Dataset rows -
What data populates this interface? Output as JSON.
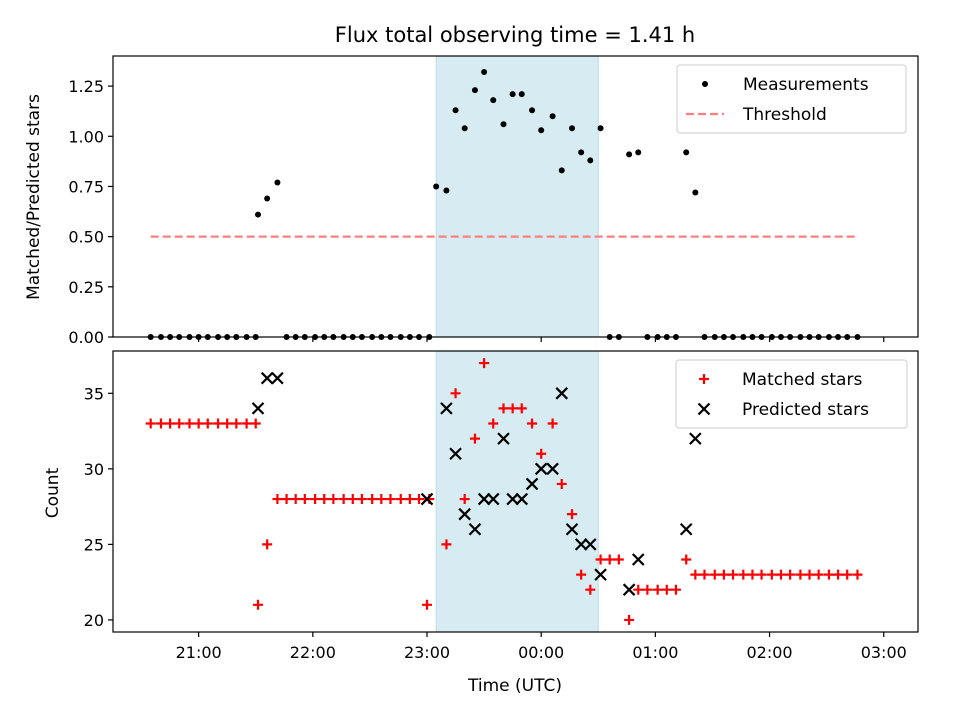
{
  "chart_data": [
    {
      "type": "scatter",
      "title": "Flux total observing time = 1.41 h",
      "xlabel": "",
      "ylabel": "Matched/Predicted stars",
      "ylim": [
        0,
        1.4
      ],
      "yticks": [
        0,
        0.25,
        0.5,
        0.75,
        1.0,
        1.25
      ],
      "ytick_labels": [
        "0.00",
        "0.25",
        "0.50",
        "0.75",
        "1.00",
        "1.25"
      ],
      "x_unit": "hours since 20:00 UTC",
      "xlim": [
        0.25,
        7.3
      ],
      "highlight_span": [
        3.08,
        4.5
      ],
      "legend_position": "top-right",
      "series": [
        {
          "name": "Measurements",
          "marker": "dot",
          "color": "#000000",
          "points": [
            [
              0.58,
              0
            ],
            [
              0.67,
              0
            ],
            [
              0.75,
              0
            ],
            [
              0.83,
              0
            ],
            [
              0.92,
              0
            ],
            [
              1.0,
              0
            ],
            [
              1.08,
              0
            ],
            [
              1.17,
              0
            ],
            [
              1.25,
              0
            ],
            [
              1.33,
              0
            ],
            [
              1.42,
              0
            ],
            [
              1.5,
              0
            ],
            [
              1.52,
              0.61
            ],
            [
              1.6,
              0.69
            ],
            [
              1.69,
              0.77
            ],
            [
              1.77,
              0
            ],
            [
              1.85,
              0
            ],
            [
              1.93,
              0
            ],
            [
              2.02,
              0
            ],
            [
              2.1,
              0
            ],
            [
              2.18,
              0
            ],
            [
              2.27,
              0
            ],
            [
              2.35,
              0
            ],
            [
              2.43,
              0
            ],
            [
              2.52,
              0
            ],
            [
              2.6,
              0
            ],
            [
              2.68,
              0
            ],
            [
              2.77,
              0
            ],
            [
              2.85,
              0
            ],
            [
              2.93,
              0
            ],
            [
              3.02,
              0
            ],
            [
              3.08,
              0.75
            ],
            [
              3.17,
              0.73
            ],
            [
              3.25,
              1.13
            ],
            [
              3.33,
              1.04
            ],
            [
              3.42,
              1.23
            ],
            [
              3.5,
              1.32
            ],
            [
              3.58,
              1.18
            ],
            [
              3.67,
              1.06
            ],
            [
              3.75,
              1.21
            ],
            [
              3.83,
              1.21
            ],
            [
              3.92,
              1.13
            ],
            [
              4.0,
              1.03
            ],
            [
              4.1,
              1.1
            ],
            [
              4.18,
              0.83
            ],
            [
              4.27,
              1.04
            ],
            [
              4.35,
              0.92
            ],
            [
              4.43,
              0.88
            ],
            [
              4.52,
              1.04
            ],
            [
              4.6,
              0
            ],
            [
              4.68,
              0
            ],
            [
              4.77,
              0.91
            ],
            [
              4.85,
              0.92
            ],
            [
              4.93,
              0
            ],
            [
              5.02,
              0
            ],
            [
              5.1,
              0
            ],
            [
              5.18,
              0
            ],
            [
              5.27,
              0.92
            ],
            [
              5.35,
              0.72
            ],
            [
              5.43,
              0
            ],
            [
              5.52,
              0
            ],
            [
              5.6,
              0
            ],
            [
              5.68,
              0
            ],
            [
              5.77,
              0
            ],
            [
              5.85,
              0
            ],
            [
              5.93,
              0
            ],
            [
              6.02,
              0
            ],
            [
              6.1,
              0
            ],
            [
              6.18,
              0
            ],
            [
              6.27,
              0
            ],
            [
              6.35,
              0
            ],
            [
              6.43,
              0
            ],
            [
              6.52,
              0
            ],
            [
              6.6,
              0
            ],
            [
              6.68,
              0
            ],
            [
              6.77,
              0
            ]
          ]
        },
        {
          "name": "Threshold",
          "marker": "dashed-line",
          "color": "#ff7f7f",
          "points": [
            [
              0.58,
              0.5
            ],
            [
              6.77,
              0.5
            ]
          ]
        }
      ]
    },
    {
      "type": "scatter",
      "title": "",
      "xlabel": "Time (UTC)",
      "ylabel": "Count",
      "ylim": [
        19.2,
        37.8
      ],
      "yticks": [
        20,
        25,
        30,
        35
      ],
      "ytick_labels": [
        "20",
        "25",
        "30",
        "35"
      ],
      "x_unit": "hours since 20:00 UTC",
      "xlim": [
        0.25,
        7.3
      ],
      "xticks": [
        1,
        2,
        3,
        4,
        5,
        6,
        7
      ],
      "xtick_labels": [
        "21:00",
        "22:00",
        "23:00",
        "00:00",
        "01:00",
        "02:00",
        "03:00"
      ],
      "highlight_span": [
        3.08,
        4.5
      ],
      "legend_position": "top-right",
      "series": [
        {
          "name": "Matched stars",
          "marker": "plus",
          "color": "#ff0000",
          "points": [
            [
              0.58,
              33
            ],
            [
              0.67,
              33
            ],
            [
              0.75,
              33
            ],
            [
              0.83,
              33
            ],
            [
              0.92,
              33
            ],
            [
              1.0,
              33
            ],
            [
              1.08,
              33
            ],
            [
              1.17,
              33
            ],
            [
              1.25,
              33
            ],
            [
              1.33,
              33
            ],
            [
              1.42,
              33
            ],
            [
              1.5,
              33
            ],
            [
              1.52,
              21
            ],
            [
              1.6,
              25
            ],
            [
              1.69,
              28
            ],
            [
              1.77,
              28
            ],
            [
              1.85,
              28
            ],
            [
              1.93,
              28
            ],
            [
              2.02,
              28
            ],
            [
              2.1,
              28
            ],
            [
              2.18,
              28
            ],
            [
              2.27,
              28
            ],
            [
              2.35,
              28
            ],
            [
              2.43,
              28
            ],
            [
              2.52,
              28
            ],
            [
              2.6,
              28
            ],
            [
              2.68,
              28
            ],
            [
              2.77,
              28
            ],
            [
              2.85,
              28
            ],
            [
              2.93,
              28
            ],
            [
              3.02,
              28
            ],
            [
              3.0,
              21
            ],
            [
              3.17,
              25
            ],
            [
              3.25,
              35
            ],
            [
              3.33,
              28
            ],
            [
              3.42,
              32
            ],
            [
              3.5,
              37
            ],
            [
              3.58,
              33
            ],
            [
              3.67,
              34
            ],
            [
              3.75,
              34
            ],
            [
              3.83,
              34
            ],
            [
              3.92,
              33
            ],
            [
              4.0,
              31
            ],
            [
              4.1,
              33
            ],
            [
              4.18,
              29
            ],
            [
              4.27,
              27
            ],
            [
              4.35,
              23
            ],
            [
              4.43,
              22
            ],
            [
              4.52,
              24
            ],
            [
              4.6,
              24
            ],
            [
              4.68,
              24
            ],
            [
              4.77,
              20
            ],
            [
              4.85,
              22
            ],
            [
              4.93,
              22
            ],
            [
              5.02,
              22
            ],
            [
              5.1,
              22
            ],
            [
              5.18,
              22
            ],
            [
              5.27,
              24
            ],
            [
              5.35,
              23
            ],
            [
              5.43,
              23
            ],
            [
              5.52,
              23
            ],
            [
              5.6,
              23
            ],
            [
              5.68,
              23
            ],
            [
              5.77,
              23
            ],
            [
              5.85,
              23
            ],
            [
              5.93,
              23
            ],
            [
              6.02,
              23
            ],
            [
              6.1,
              23
            ],
            [
              6.18,
              23
            ],
            [
              6.27,
              23
            ],
            [
              6.35,
              23
            ],
            [
              6.43,
              23
            ],
            [
              6.52,
              23
            ],
            [
              6.6,
              23
            ],
            [
              6.68,
              23
            ],
            [
              6.77,
              23
            ]
          ]
        },
        {
          "name": "Predicted stars",
          "marker": "x",
          "color": "#000000",
          "points": [
            [
              1.52,
              34
            ],
            [
              1.6,
              36
            ],
            [
              1.69,
              36
            ],
            [
              3.0,
              28
            ],
            [
              3.17,
              34
            ],
            [
              3.25,
              31
            ],
            [
              3.33,
              27
            ],
            [
              3.42,
              26
            ],
            [
              3.5,
              28
            ],
            [
              3.58,
              28
            ],
            [
              3.67,
              32
            ],
            [
              3.75,
              28
            ],
            [
              3.83,
              28
            ],
            [
              3.92,
              29
            ],
            [
              4.0,
              30
            ],
            [
              4.1,
              30
            ],
            [
              4.18,
              35
            ],
            [
              4.27,
              26
            ],
            [
              4.35,
              25
            ],
            [
              4.43,
              25
            ],
            [
              4.52,
              23
            ],
            [
              4.77,
              22
            ],
            [
              4.85,
              24
            ],
            [
              5.27,
              26
            ],
            [
              5.35,
              32
            ]
          ]
        }
      ]
    }
  ]
}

Your goal -
Scan the lines for the string "stars". Copy out each line that matches.

Completed task -
      "ylabel": "Matched/Predicted stars",
          "name": "Matched stars",
          "name": "Predicted stars",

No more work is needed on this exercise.